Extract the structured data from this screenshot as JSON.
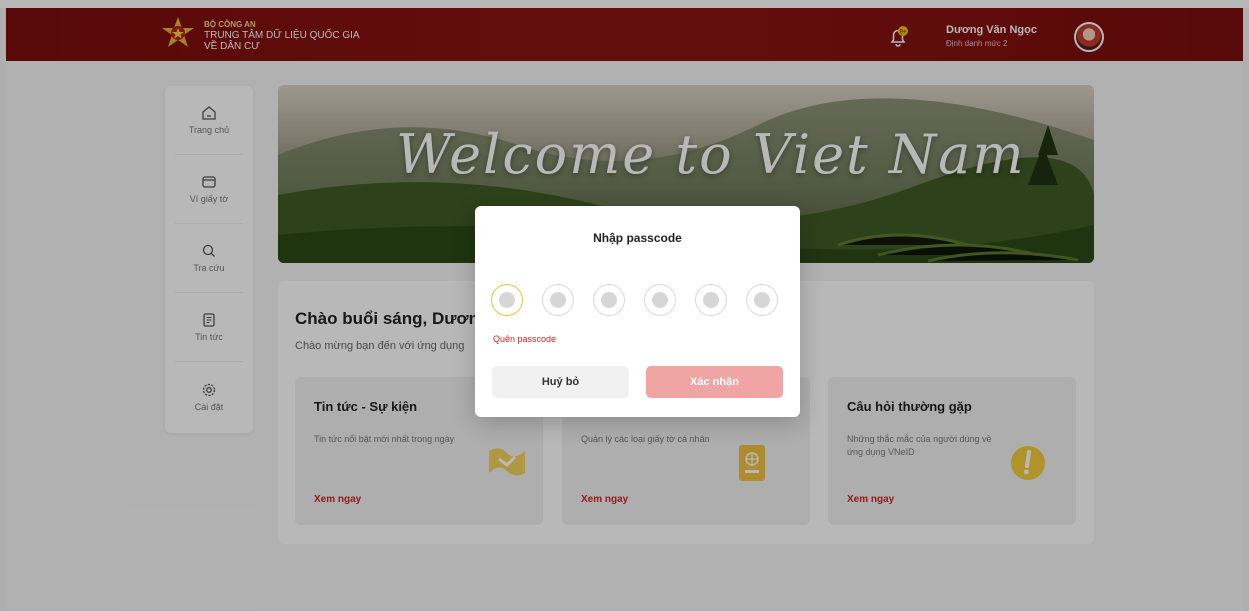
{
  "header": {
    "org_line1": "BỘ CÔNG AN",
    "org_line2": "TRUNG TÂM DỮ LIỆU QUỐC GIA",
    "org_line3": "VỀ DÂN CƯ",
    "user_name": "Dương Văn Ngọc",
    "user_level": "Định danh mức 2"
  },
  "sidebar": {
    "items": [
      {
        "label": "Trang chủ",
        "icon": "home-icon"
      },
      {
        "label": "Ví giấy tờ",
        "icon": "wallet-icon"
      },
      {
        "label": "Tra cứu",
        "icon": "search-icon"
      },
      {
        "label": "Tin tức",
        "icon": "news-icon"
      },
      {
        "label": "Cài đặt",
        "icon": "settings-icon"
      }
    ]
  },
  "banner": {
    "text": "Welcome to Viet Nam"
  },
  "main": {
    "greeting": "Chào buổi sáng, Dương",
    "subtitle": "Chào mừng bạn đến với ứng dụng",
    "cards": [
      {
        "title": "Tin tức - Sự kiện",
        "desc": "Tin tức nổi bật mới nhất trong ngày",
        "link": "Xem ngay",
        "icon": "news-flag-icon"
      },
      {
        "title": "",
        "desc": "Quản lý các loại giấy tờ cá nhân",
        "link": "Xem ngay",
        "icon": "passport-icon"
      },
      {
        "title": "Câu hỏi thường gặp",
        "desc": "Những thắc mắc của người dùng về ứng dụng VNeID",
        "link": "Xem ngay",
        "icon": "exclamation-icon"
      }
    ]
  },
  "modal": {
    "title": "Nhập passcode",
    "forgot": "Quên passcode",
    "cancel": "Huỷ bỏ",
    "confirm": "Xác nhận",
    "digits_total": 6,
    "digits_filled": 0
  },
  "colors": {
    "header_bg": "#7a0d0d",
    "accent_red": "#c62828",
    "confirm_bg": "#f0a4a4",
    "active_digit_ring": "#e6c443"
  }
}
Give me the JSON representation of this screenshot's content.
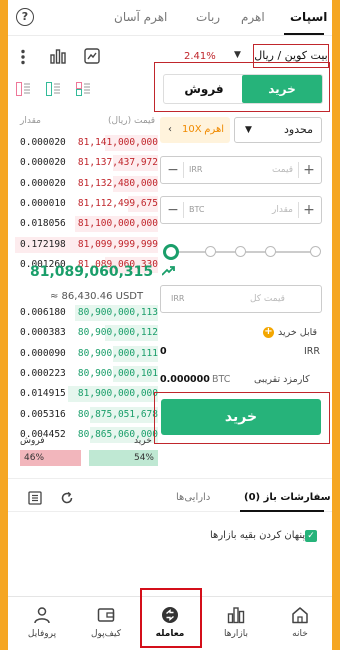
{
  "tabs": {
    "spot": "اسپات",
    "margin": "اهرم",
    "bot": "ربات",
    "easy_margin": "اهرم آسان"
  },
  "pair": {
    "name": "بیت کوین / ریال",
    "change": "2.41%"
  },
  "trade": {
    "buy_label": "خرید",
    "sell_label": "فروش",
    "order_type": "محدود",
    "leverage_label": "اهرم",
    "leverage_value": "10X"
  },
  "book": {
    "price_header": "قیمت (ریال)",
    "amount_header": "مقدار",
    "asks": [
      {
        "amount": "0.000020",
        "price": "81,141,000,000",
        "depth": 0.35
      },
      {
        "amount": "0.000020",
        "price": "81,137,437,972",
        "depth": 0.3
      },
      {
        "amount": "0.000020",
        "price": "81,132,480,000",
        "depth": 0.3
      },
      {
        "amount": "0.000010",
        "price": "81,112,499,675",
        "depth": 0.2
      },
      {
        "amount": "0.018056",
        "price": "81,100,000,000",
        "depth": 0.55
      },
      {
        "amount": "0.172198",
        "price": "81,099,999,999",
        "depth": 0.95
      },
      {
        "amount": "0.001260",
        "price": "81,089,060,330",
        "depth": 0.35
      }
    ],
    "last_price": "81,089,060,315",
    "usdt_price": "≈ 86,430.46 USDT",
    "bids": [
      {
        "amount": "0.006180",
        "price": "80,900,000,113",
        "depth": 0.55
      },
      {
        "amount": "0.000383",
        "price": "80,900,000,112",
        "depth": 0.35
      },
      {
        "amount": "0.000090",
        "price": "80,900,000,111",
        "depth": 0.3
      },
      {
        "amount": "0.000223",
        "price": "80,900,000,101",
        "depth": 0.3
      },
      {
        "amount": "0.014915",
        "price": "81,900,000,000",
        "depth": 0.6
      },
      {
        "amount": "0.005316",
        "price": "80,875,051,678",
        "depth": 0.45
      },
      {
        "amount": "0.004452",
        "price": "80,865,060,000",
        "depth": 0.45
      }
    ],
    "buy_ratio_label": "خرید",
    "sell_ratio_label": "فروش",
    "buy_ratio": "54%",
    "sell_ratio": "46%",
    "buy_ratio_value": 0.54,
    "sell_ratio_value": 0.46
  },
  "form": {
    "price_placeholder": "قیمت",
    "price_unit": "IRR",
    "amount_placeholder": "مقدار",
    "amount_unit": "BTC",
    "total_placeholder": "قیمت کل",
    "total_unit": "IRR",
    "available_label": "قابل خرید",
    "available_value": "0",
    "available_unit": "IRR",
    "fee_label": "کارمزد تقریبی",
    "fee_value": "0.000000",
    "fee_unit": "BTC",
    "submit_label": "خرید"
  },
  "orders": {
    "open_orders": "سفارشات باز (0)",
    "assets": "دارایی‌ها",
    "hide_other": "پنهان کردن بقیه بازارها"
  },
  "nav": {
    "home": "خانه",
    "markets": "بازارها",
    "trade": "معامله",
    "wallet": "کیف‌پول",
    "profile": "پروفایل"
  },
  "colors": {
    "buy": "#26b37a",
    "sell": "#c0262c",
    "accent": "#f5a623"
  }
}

...

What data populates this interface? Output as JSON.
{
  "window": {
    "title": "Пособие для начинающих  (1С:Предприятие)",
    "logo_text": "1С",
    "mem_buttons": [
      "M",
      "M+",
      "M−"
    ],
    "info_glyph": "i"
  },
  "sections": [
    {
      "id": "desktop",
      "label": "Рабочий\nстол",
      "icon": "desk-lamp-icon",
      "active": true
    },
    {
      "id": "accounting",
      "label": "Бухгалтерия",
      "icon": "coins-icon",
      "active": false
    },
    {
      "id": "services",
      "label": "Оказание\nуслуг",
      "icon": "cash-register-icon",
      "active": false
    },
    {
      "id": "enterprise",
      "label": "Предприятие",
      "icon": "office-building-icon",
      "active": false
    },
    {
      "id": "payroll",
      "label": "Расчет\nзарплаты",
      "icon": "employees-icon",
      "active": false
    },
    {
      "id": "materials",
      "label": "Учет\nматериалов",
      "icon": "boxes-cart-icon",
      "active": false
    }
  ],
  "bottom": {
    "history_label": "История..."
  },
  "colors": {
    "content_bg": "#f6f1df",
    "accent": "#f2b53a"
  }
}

--

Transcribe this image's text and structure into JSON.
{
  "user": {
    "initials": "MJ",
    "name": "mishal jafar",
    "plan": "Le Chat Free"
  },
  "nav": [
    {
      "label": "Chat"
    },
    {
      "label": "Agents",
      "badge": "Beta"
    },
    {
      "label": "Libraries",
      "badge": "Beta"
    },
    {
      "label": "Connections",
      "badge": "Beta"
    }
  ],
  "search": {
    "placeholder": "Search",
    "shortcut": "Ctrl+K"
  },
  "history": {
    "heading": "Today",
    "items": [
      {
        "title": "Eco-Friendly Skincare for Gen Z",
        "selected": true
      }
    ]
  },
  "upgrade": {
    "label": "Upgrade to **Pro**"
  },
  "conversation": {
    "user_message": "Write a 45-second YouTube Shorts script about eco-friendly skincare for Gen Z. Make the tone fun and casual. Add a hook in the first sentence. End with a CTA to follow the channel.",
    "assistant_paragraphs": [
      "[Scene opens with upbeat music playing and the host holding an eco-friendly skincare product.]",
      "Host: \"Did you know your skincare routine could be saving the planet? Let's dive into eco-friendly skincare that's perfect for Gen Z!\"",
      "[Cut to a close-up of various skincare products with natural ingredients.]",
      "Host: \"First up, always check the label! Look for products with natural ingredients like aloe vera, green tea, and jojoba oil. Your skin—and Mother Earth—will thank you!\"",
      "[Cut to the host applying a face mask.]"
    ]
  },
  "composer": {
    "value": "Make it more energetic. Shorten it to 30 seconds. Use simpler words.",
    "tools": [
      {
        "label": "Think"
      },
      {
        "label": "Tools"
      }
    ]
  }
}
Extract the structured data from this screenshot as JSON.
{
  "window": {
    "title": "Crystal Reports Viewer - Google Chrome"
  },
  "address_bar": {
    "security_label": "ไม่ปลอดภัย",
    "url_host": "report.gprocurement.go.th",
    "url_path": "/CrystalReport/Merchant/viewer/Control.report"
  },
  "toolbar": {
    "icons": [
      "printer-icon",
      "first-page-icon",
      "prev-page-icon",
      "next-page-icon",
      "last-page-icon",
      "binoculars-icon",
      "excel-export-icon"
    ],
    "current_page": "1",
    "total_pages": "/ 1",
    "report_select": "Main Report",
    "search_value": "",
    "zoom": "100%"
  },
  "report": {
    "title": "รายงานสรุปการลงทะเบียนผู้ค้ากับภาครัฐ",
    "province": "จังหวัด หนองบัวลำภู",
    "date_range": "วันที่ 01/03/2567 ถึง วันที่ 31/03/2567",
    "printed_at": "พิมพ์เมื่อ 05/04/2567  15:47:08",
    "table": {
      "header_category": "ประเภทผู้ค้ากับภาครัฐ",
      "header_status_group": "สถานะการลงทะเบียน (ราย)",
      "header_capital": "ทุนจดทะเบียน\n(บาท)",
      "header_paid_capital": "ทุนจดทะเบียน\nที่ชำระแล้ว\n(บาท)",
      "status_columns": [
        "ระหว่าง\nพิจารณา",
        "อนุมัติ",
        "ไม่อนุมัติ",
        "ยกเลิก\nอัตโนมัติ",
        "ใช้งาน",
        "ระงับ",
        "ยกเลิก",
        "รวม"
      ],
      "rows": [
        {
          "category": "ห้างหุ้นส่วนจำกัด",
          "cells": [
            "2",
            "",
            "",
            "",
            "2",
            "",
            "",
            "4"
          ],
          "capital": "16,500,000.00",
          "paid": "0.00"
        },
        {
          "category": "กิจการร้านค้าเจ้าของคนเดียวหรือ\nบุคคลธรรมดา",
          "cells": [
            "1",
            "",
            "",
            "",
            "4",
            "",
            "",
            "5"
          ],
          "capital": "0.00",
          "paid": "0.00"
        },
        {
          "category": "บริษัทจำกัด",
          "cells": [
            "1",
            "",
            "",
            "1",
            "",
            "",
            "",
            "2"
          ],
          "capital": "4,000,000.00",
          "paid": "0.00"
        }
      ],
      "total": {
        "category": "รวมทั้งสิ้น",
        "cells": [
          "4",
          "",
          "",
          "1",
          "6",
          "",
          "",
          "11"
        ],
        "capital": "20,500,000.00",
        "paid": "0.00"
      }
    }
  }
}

**What the exercise asks**:
Go through the material above and count the lines that contain "JSON"; answer with the number alone.

**Answer below**:
5